■ Data shown
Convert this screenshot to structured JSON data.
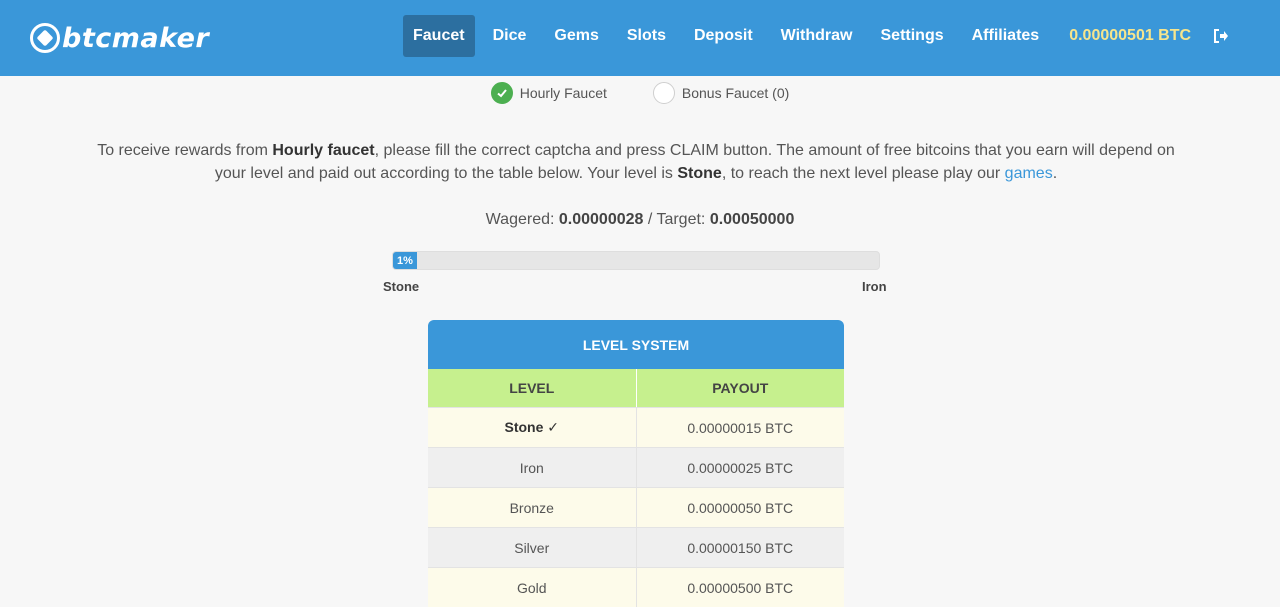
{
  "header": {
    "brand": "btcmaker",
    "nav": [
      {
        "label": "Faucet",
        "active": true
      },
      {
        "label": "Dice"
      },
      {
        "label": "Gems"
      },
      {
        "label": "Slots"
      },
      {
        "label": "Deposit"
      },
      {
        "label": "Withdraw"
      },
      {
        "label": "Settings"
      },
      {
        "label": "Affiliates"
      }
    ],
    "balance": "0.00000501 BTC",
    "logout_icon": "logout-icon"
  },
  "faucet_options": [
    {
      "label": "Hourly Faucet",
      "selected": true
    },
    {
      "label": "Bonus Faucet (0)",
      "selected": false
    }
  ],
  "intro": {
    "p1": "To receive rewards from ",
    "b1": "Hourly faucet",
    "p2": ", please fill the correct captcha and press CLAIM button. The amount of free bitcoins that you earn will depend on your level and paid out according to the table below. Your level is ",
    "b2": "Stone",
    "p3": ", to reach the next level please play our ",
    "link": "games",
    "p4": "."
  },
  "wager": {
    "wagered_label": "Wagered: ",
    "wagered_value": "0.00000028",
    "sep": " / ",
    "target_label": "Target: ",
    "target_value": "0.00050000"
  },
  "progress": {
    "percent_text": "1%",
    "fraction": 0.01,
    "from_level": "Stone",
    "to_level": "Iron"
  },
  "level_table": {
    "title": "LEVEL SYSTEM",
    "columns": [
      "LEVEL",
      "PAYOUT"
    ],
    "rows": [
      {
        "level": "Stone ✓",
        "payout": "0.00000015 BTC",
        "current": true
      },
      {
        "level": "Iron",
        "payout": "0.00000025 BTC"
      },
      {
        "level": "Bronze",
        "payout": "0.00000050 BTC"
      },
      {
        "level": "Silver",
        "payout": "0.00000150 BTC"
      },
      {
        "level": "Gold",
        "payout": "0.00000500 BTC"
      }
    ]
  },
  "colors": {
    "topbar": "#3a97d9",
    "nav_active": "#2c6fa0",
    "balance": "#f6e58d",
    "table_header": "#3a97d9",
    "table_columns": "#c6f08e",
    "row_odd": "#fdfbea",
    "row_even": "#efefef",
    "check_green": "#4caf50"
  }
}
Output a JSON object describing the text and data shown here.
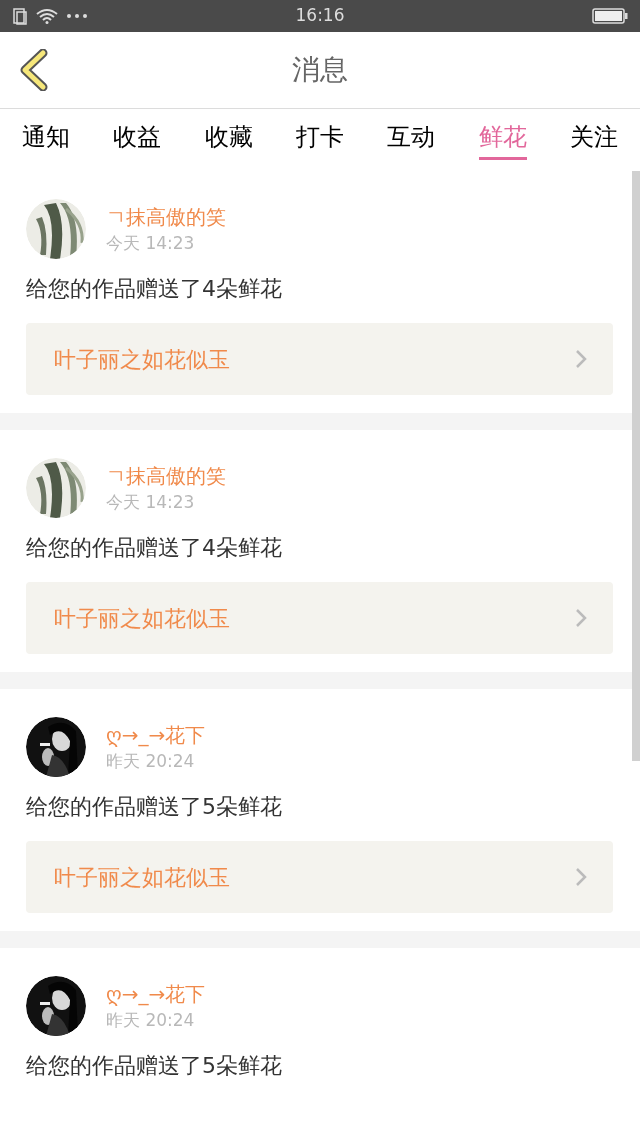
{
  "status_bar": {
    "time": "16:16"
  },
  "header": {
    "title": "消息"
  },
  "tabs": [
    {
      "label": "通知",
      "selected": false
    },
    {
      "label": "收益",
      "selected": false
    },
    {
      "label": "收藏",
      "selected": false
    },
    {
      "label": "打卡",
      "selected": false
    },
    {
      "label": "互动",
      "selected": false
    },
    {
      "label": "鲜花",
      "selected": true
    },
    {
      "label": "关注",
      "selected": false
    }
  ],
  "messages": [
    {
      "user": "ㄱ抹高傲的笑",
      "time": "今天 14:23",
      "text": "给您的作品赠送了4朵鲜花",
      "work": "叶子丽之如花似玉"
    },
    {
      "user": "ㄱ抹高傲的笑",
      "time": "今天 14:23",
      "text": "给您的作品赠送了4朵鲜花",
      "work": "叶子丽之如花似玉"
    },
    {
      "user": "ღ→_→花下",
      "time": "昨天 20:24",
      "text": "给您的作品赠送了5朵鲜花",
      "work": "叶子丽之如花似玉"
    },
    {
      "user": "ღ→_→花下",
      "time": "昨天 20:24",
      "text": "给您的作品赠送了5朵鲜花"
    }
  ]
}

■ Instructions for the task
Leave the pictures out, and print every line of the listing exactly as written.

■ Completed task
Convert this screenshot to structured JSON data.
{
  "header": {
    "brand": "btcmaker",
    "nav": [
      {
        "label": "Faucet",
        "active": true
      },
      {
        "label": "Dice"
      },
      {
        "label": "Gems"
      },
      {
        "label": "Slots"
      },
      {
        "label": "Deposit"
      },
      {
        "label": "Withdraw"
      },
      {
        "label": "Settings"
      },
      {
        "label": "Affiliates"
      }
    ],
    "balance": "0.00000501 BTC",
    "logout_icon": "logout-icon"
  },
  "faucet_options": [
    {
      "label": "Hourly Faucet",
      "selected": true
    },
    {
      "label": "Bonus Faucet (0)",
      "selected": false
    }
  ],
  "intro": {
    "p1": "To receive rewards from ",
    "b1": "Hourly faucet",
    "p2": ", please fill the correct captcha and press CLAIM button. The amount of free bitcoins that you earn will depend on your level and paid out according to the table below. Your level is ",
    "b2": "Stone",
    "p3": ", to reach the next level please play our ",
    "link": "games",
    "p4": "."
  },
  "wager": {
    "wagered_label": "Wagered: ",
    "wagered_value": "0.00000028",
    "sep": " / ",
    "target_label": "Target: ",
    "target_value": "0.00050000"
  },
  "progress": {
    "percent_text": "1%",
    "fraction": 0.01,
    "from_level": "Stone",
    "to_level": "Iron"
  },
  "level_table": {
    "title": "LEVEL SYSTEM",
    "columns": [
      "LEVEL",
      "PAYOUT"
    ],
    "rows": [
      {
        "level": "Stone ✓",
        "payout": "0.00000015 BTC",
        "current": true
      },
      {
        "level": "Iron",
        "payout": "0.00000025 BTC"
      },
      {
        "level": "Bronze",
        "payout": "0.00000050 BTC"
      },
      {
        "level": "Silver",
        "payout": "0.00000150 BTC"
      },
      {
        "level": "Gold",
        "payout": "0.00000500 BTC"
      }
    ]
  },
  "colors": {
    "topbar": "#3a97d9",
    "nav_active": "#2c6fa0",
    "balance": "#f6e58d",
    "table_header": "#3a97d9",
    "table_columns": "#c6f08e",
    "row_odd": "#fdfbea",
    "row_even": "#efefef",
    "check_green": "#4caf50"
  }
}
Output a JSON object describing the text and data shown here.
{
  "status_bar": {
    "time": "16:16"
  },
  "header": {
    "title": "消息"
  },
  "tabs": [
    {
      "label": "通知",
      "selected": false
    },
    {
      "label": "收益",
      "selected": false
    },
    {
      "label": "收藏",
      "selected": false
    },
    {
      "label": "打卡",
      "selected": false
    },
    {
      "label": "互动",
      "selected": false
    },
    {
      "label": "鲜花",
      "selected": true
    },
    {
      "label": "关注",
      "selected": false
    }
  ],
  "messages": [
    {
      "user": "ㄱ抹高傲的笑",
      "time": "今天 14:23",
      "text": "给您的作品赠送了4朵鲜花",
      "work": "叶子丽之如花似玉"
    },
    {
      "user": "ㄱ抹高傲的笑",
      "time": "今天 14:23",
      "text": "给您的作品赠送了4朵鲜花",
      "work": "叶子丽之如花似玉"
    },
    {
      "user": "ღ→_→花下",
      "time": "昨天 20:24",
      "text": "给您的作品赠送了5朵鲜花",
      "work": "叶子丽之如花似玉"
    },
    {
      "user": "ღ→_→花下",
      "time": "昨天 20:24",
      "text": "给您的作品赠送了5朵鲜花"
    }
  ]
}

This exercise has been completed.